### INPUT DATA
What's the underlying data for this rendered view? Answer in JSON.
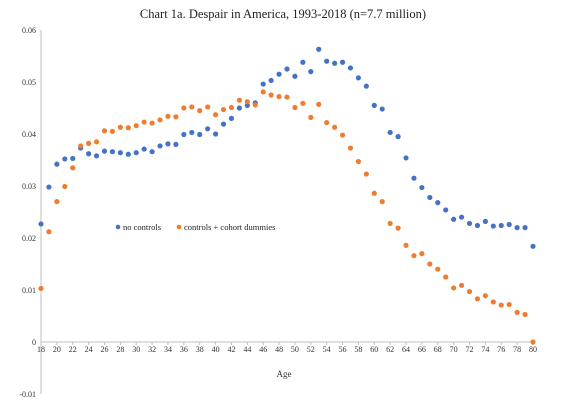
{
  "chart_data": {
    "type": "scatter",
    "title": "Chart 1a.  Despair in America, 1993-2018 (n=7.7 million)",
    "xlabel": "Age",
    "ylabel": "",
    "xlim": [
      18,
      80
    ],
    "ylim": [
      -0.01,
      0.06
    ],
    "x_ticks": [
      "18",
      "20",
      "22",
      "24",
      "26",
      "28",
      "30",
      "32",
      "34",
      "36",
      "38",
      "40",
      "42",
      "44",
      "46",
      "48",
      "50",
      "52",
      "54",
      "56",
      "58",
      "60",
      "62",
      "64",
      "66",
      "68",
      "70",
      "72",
      "74",
      "76",
      "78",
      "80"
    ],
    "y_ticks": [
      "0.06",
      "0.05",
      "0.04",
      "0.03",
      "0.02",
      "0.01",
      "0",
      "-0.01"
    ],
    "y_tick_values": [
      0.06,
      0.05,
      0.04,
      0.03,
      0.02,
      0.01,
      0,
      -0.01
    ],
    "grid": false,
    "legend_position": "middle-left",
    "x": [
      18,
      19,
      20,
      21,
      22,
      23,
      24,
      25,
      26,
      27,
      28,
      29,
      30,
      31,
      32,
      33,
      34,
      35,
      36,
      37,
      38,
      39,
      40,
      41,
      42,
      43,
      44,
      45,
      46,
      47,
      48,
      49,
      50,
      51,
      52,
      53,
      54,
      55,
      56,
      57,
      58,
      59,
      60,
      61,
      62,
      63,
      64,
      65,
      66,
      67,
      68,
      69,
      70,
      71,
      72,
      73,
      74,
      75,
      76,
      77,
      78,
      79,
      80
    ],
    "series": [
      {
        "name": "no controls",
        "color": "#4472C4",
        "values": [
          0.0227,
          0.0298,
          0.0342,
          0.0352,
          0.0353,
          0.0373,
          0.0362,
          0.0358,
          0.0367,
          0.0366,
          0.0364,
          0.0361,
          0.0364,
          0.0371,
          0.0366,
          0.0377,
          0.0381,
          0.038,
          0.0399,
          0.0403,
          0.0399,
          0.041,
          0.04,
          0.0419,
          0.043,
          0.045,
          0.0455,
          0.046,
          0.0496,
          0.0503,
          0.0515,
          0.0525,
          0.0511,
          0.0538,
          0.052,
          0.0563,
          0.054,
          0.0536,
          0.0538,
          0.0527,
          0.0508,
          0.0492,
          0.0455,
          0.0448,
          0.0403,
          0.0395,
          0.0354,
          0.0315,
          0.0297,
          0.0278,
          0.0268,
          0.0254,
          0.0236,
          0.024,
          0.0228,
          0.0224,
          0.0232,
          0.0223,
          0.0224,
          0.0226,
          0.022,
          0.022,
          0.0184
        ]
      },
      {
        "name": "controls + cohort dummies",
        "color": "#ED7D31",
        "values": [
          0.0103,
          0.0212,
          0.027,
          0.0299,
          0.0335,
          0.0377,
          0.0382,
          0.0385,
          0.0406,
          0.0405,
          0.0413,
          0.0412,
          0.0416,
          0.0423,
          0.0421,
          0.0427,
          0.0434,
          0.0433,
          0.045,
          0.0452,
          0.0445,
          0.0452,
          0.0437,
          0.0447,
          0.0451,
          0.0465,
          0.0462,
          0.0456,
          0.0481,
          0.0475,
          0.0472,
          0.0471,
          0.0451,
          0.0459,
          0.0432,
          0.0457,
          0.0422,
          0.0413,
          0.0398,
          0.0373,
          0.0347,
          0.0323,
          0.0286,
          0.027,
          0.0228,
          0.0219,
          0.0186,
          0.0166,
          0.017,
          0.015,
          0.014,
          0.0125,
          0.0104,
          0.0109,
          0.0097,
          0.0083,
          0.0089,
          0.0077,
          0.0071,
          0.0072,
          0.0057,
          0.0053,
          0.0
        ]
      }
    ]
  }
}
######
**PROBLEM TO SOLVE:**
Omit the pictures, then output the rest of the listing exactly.

**TASK OUTPUT:**
What's the underlying data for this rendered view? Answer in JSON.
{
  "chart_data": {
    "type": "scatter",
    "title": "Chart 1a.  Despair in America, 1993-2018 (n=7.7 million)",
    "xlabel": "Age",
    "ylabel": "",
    "xlim": [
      18,
      80
    ],
    "ylim": [
      -0.01,
      0.06
    ],
    "x_ticks": [
      "18",
      "20",
      "22",
      "24",
      "26",
      "28",
      "30",
      "32",
      "34",
      "36",
      "38",
      "40",
      "42",
      "44",
      "46",
      "48",
      "50",
      "52",
      "54",
      "56",
      "58",
      "60",
      "62",
      "64",
      "66",
      "68",
      "70",
      "72",
      "74",
      "76",
      "78",
      "80"
    ],
    "y_ticks": [
      "0.06",
      "0.05",
      "0.04",
      "0.03",
      "0.02",
      "0.01",
      "0",
      "-0.01"
    ],
    "y_tick_values": [
      0.06,
      0.05,
      0.04,
      0.03,
      0.02,
      0.01,
      0,
      -0.01
    ],
    "grid": false,
    "legend_position": "middle-left",
    "x": [
      18,
      19,
      20,
      21,
      22,
      23,
      24,
      25,
      26,
      27,
      28,
      29,
      30,
      31,
      32,
      33,
      34,
      35,
      36,
      37,
      38,
      39,
      40,
      41,
      42,
      43,
      44,
      45,
      46,
      47,
      48,
      49,
      50,
      51,
      52,
      53,
      54,
      55,
      56,
      57,
      58,
      59,
      60,
      61,
      62,
      63,
      64,
      65,
      66,
      67,
      68,
      69,
      70,
      71,
      72,
      73,
      74,
      75,
      76,
      77,
      78,
      79,
      80
    ],
    "series": [
      {
        "name": "no controls",
        "color": "#4472C4",
        "values": [
          0.0227,
          0.0298,
          0.0342,
          0.0352,
          0.0353,
          0.0373,
          0.0362,
          0.0358,
          0.0367,
          0.0366,
          0.0364,
          0.0361,
          0.0364,
          0.0371,
          0.0366,
          0.0377,
          0.0381,
          0.038,
          0.0399,
          0.0403,
          0.0399,
          0.041,
          0.04,
          0.0419,
          0.043,
          0.045,
          0.0455,
          0.046,
          0.0496,
          0.0503,
          0.0515,
          0.0525,
          0.0511,
          0.0538,
          0.052,
          0.0563,
          0.054,
          0.0536,
          0.0538,
          0.0527,
          0.0508,
          0.0492,
          0.0455,
          0.0448,
          0.0403,
          0.0395,
          0.0354,
          0.0315,
          0.0297,
          0.0278,
          0.0268,
          0.0254,
          0.0236,
          0.024,
          0.0228,
          0.0224,
          0.0232,
          0.0223,
          0.0224,
          0.0226,
          0.022,
          0.022,
          0.0184
        ]
      },
      {
        "name": "controls + cohort dummies",
        "color": "#ED7D31",
        "values": [
          0.0103,
          0.0212,
          0.027,
          0.0299,
          0.0335,
          0.0377,
          0.0382,
          0.0385,
          0.0406,
          0.0405,
          0.0413,
          0.0412,
          0.0416,
          0.0423,
          0.0421,
          0.0427,
          0.0434,
          0.0433,
          0.045,
          0.0452,
          0.0445,
          0.0452,
          0.0437,
          0.0447,
          0.0451,
          0.0465,
          0.0462,
          0.0456,
          0.0481,
          0.0475,
          0.0472,
          0.0471,
          0.0451,
          0.0459,
          0.0432,
          0.0457,
          0.0422,
          0.0413,
          0.0398,
          0.0373,
          0.0347,
          0.0323,
          0.0286,
          0.027,
          0.0228,
          0.0219,
          0.0186,
          0.0166,
          0.017,
          0.015,
          0.014,
          0.0125,
          0.0104,
          0.0109,
          0.0097,
          0.0083,
          0.0089,
          0.0077,
          0.0071,
          0.0072,
          0.0057,
          0.0053,
          0.0
        ]
      }
    ]
  }
}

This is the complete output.